▶ _Exercise_
For this exercise, output the line containing "Enumerate this screenshot's" and every line after it through the end of the records, exactly, and no other line.

▶ _Given data_
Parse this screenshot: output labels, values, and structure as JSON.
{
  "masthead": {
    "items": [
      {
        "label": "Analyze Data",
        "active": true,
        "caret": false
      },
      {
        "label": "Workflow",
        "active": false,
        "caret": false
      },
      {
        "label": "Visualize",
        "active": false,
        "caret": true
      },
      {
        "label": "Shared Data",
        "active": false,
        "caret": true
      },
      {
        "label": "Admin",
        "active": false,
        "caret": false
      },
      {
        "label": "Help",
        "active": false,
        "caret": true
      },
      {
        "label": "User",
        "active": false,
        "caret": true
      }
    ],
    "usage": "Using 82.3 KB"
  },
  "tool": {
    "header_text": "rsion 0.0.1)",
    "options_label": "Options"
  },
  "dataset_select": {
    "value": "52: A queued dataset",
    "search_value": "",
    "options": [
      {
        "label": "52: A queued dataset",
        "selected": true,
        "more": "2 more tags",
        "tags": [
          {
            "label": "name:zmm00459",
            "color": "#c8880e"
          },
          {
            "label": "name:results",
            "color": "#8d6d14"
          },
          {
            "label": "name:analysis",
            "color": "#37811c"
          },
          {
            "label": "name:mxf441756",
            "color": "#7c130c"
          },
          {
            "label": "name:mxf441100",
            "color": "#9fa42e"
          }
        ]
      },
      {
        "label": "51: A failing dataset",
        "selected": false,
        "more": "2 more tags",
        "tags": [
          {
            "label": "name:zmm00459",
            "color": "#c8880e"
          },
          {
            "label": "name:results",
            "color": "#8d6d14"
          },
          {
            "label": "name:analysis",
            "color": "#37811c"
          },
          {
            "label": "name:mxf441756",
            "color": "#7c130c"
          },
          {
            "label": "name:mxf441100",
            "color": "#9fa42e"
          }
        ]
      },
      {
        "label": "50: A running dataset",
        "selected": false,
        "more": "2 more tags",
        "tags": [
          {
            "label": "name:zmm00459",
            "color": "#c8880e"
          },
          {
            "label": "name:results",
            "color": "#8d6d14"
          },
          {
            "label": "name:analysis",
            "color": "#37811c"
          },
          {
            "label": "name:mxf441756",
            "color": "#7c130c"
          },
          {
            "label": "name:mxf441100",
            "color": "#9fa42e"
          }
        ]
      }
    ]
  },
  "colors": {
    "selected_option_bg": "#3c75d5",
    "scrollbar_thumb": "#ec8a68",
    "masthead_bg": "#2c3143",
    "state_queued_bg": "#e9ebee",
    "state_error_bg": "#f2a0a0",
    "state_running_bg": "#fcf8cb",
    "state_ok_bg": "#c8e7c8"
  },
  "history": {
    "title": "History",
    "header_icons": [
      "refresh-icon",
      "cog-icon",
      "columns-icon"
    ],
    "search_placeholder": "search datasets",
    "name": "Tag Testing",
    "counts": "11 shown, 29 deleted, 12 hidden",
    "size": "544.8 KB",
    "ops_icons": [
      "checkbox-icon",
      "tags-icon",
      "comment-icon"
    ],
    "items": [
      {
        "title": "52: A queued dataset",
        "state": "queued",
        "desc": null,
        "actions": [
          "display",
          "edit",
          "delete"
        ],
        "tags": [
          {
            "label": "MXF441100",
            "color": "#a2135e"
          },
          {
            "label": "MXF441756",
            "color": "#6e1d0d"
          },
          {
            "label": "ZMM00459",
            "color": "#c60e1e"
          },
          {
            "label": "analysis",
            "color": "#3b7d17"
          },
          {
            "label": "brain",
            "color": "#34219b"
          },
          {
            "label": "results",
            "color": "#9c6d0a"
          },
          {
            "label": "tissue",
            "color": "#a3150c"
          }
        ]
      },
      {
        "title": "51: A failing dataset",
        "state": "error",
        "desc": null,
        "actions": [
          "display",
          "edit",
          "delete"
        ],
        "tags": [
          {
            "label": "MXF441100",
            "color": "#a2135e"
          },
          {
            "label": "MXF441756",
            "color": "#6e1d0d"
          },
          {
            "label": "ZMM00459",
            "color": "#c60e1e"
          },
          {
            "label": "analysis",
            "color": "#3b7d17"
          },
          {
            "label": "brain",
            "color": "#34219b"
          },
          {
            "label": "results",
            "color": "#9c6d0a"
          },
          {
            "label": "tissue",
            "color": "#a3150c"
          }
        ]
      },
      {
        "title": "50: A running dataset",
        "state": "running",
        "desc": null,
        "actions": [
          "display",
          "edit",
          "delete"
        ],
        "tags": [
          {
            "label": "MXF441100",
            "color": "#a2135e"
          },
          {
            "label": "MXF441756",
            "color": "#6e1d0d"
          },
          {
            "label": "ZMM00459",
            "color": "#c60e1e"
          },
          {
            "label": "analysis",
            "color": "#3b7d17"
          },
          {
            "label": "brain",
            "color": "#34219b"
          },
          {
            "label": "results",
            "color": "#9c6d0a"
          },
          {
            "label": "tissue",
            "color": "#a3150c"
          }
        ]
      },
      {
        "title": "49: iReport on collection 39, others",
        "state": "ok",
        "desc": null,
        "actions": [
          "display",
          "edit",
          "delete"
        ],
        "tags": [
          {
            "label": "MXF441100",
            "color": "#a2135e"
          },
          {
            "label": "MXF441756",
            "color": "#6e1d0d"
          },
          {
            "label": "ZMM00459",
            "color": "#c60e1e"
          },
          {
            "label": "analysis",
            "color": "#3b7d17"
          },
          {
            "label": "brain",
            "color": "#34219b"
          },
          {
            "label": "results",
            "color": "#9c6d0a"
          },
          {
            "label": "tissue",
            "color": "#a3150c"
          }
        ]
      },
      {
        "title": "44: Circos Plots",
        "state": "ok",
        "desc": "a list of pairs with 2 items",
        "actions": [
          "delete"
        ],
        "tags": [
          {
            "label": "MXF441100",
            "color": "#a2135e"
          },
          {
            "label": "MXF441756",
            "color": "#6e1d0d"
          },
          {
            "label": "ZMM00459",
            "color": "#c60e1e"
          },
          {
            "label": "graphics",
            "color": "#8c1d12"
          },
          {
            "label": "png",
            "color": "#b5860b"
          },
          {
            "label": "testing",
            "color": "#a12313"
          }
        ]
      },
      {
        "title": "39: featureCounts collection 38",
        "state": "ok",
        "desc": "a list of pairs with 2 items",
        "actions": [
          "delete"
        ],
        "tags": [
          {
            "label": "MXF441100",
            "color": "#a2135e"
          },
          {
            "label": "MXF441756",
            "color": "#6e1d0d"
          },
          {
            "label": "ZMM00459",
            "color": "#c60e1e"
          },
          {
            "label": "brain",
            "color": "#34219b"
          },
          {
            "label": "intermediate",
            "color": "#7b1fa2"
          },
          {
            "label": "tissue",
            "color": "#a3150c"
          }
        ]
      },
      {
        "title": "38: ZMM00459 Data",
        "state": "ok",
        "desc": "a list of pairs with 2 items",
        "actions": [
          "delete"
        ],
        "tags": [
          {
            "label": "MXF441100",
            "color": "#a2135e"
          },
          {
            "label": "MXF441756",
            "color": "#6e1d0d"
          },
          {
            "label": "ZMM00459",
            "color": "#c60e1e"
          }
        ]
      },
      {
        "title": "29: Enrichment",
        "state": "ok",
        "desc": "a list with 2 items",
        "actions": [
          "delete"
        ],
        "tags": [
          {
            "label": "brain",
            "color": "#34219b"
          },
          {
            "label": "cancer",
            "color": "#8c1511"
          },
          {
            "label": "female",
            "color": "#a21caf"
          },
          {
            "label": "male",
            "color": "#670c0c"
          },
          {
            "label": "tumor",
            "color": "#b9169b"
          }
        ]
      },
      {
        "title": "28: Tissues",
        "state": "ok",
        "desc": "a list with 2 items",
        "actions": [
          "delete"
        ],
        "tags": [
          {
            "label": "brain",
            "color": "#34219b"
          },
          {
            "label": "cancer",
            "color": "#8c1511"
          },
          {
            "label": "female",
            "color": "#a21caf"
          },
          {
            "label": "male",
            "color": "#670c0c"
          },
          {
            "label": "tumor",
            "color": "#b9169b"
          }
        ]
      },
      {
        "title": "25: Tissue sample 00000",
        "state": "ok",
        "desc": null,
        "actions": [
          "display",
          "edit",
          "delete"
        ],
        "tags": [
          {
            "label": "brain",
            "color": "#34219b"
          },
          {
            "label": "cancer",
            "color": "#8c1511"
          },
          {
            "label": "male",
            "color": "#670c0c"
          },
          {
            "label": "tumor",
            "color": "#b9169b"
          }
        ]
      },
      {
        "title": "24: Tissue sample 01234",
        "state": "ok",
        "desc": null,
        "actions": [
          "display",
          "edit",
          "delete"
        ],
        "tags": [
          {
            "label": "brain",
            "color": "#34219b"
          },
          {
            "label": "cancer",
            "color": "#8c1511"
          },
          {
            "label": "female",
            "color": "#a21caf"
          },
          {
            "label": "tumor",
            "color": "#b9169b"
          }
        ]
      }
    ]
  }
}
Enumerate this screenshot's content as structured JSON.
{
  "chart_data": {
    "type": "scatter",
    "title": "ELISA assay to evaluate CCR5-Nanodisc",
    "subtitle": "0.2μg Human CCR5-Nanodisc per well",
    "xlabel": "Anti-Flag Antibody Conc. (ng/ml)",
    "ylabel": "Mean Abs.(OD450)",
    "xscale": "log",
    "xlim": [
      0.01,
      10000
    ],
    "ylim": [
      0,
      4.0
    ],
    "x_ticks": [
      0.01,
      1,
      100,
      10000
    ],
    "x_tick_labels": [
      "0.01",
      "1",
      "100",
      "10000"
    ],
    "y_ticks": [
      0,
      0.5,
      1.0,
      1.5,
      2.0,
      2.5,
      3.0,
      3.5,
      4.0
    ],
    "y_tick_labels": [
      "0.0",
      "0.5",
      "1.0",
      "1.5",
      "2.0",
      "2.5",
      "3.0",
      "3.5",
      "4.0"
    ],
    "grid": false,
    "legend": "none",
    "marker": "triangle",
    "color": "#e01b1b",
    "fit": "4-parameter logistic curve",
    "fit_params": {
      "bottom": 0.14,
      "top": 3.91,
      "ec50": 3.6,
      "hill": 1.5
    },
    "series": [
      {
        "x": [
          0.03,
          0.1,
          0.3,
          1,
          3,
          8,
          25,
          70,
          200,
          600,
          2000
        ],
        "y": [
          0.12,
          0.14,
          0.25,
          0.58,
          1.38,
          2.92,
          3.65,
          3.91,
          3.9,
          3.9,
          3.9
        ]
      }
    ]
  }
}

▶ _Your solution_
Enumerate this screenshot's content as structured JSON.
{
  "chart_data": {
    "type": "scatter",
    "title": "ELISA assay to evaluate CCR5-Nanodisc",
    "subtitle": "0.2μg Human CCR5-Nanodisc per well",
    "xlabel": "Anti-Flag Antibody Conc. (ng/ml)",
    "ylabel": "Mean Abs.(OD450)",
    "xscale": "log",
    "xlim": [
      0.01,
      10000
    ],
    "ylim": [
      0,
      4.0
    ],
    "x_ticks": [
      0.01,
      1,
      100,
      10000
    ],
    "x_tick_labels": [
      "0.01",
      "1",
      "100",
      "10000"
    ],
    "y_ticks": [
      0,
      0.5,
      1.0,
      1.5,
      2.0,
      2.5,
      3.0,
      3.5,
      4.0
    ],
    "y_tick_labels": [
      "0.0",
      "0.5",
      "1.0",
      "1.5",
      "2.0",
      "2.5",
      "3.0",
      "3.5",
      "4.0"
    ],
    "grid": false,
    "legend": "none",
    "marker": "triangle",
    "color": "#e01b1b",
    "fit": "4-parameter logistic curve",
    "fit_params": {
      "bottom": 0.14,
      "top": 3.91,
      "ec50": 3.6,
      "hill": 1.5
    },
    "series": [
      {
        "x": [
          0.03,
          0.1,
          0.3,
          1,
          3,
          8,
          25,
          70,
          200,
          600,
          2000
        ],
        "y": [
          0.12,
          0.14,
          0.25,
          0.58,
          1.38,
          2.92,
          3.65,
          3.91,
          3.9,
          3.9,
          3.9
        ]
      }
    ]
  }
}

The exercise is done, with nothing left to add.